Extracted data entries
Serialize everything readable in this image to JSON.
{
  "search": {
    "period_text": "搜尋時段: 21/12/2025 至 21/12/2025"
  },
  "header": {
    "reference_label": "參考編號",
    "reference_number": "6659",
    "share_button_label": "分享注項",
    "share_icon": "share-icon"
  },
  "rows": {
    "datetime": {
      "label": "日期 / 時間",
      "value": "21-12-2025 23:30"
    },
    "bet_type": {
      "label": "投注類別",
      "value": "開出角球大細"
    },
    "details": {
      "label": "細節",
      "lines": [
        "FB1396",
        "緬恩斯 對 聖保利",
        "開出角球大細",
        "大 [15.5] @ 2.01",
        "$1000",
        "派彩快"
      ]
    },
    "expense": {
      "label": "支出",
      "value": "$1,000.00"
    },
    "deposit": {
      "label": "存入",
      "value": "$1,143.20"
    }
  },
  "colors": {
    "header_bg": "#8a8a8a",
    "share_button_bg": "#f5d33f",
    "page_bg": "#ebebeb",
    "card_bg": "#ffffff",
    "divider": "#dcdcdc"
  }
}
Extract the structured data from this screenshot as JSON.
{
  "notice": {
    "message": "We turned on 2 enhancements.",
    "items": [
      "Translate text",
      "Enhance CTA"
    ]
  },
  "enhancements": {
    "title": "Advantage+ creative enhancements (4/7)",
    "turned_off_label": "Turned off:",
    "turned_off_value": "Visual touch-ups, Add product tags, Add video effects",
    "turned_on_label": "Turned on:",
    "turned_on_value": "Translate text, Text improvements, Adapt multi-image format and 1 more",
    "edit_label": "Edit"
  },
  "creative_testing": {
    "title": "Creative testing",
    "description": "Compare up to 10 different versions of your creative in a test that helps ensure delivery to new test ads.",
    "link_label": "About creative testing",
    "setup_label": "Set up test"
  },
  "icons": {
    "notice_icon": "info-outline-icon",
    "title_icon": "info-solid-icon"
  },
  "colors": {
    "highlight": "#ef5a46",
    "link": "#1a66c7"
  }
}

## THE EXERCISE
Go over the records above and tally each line that includes "image". Give the total by itself.

## RESULT
2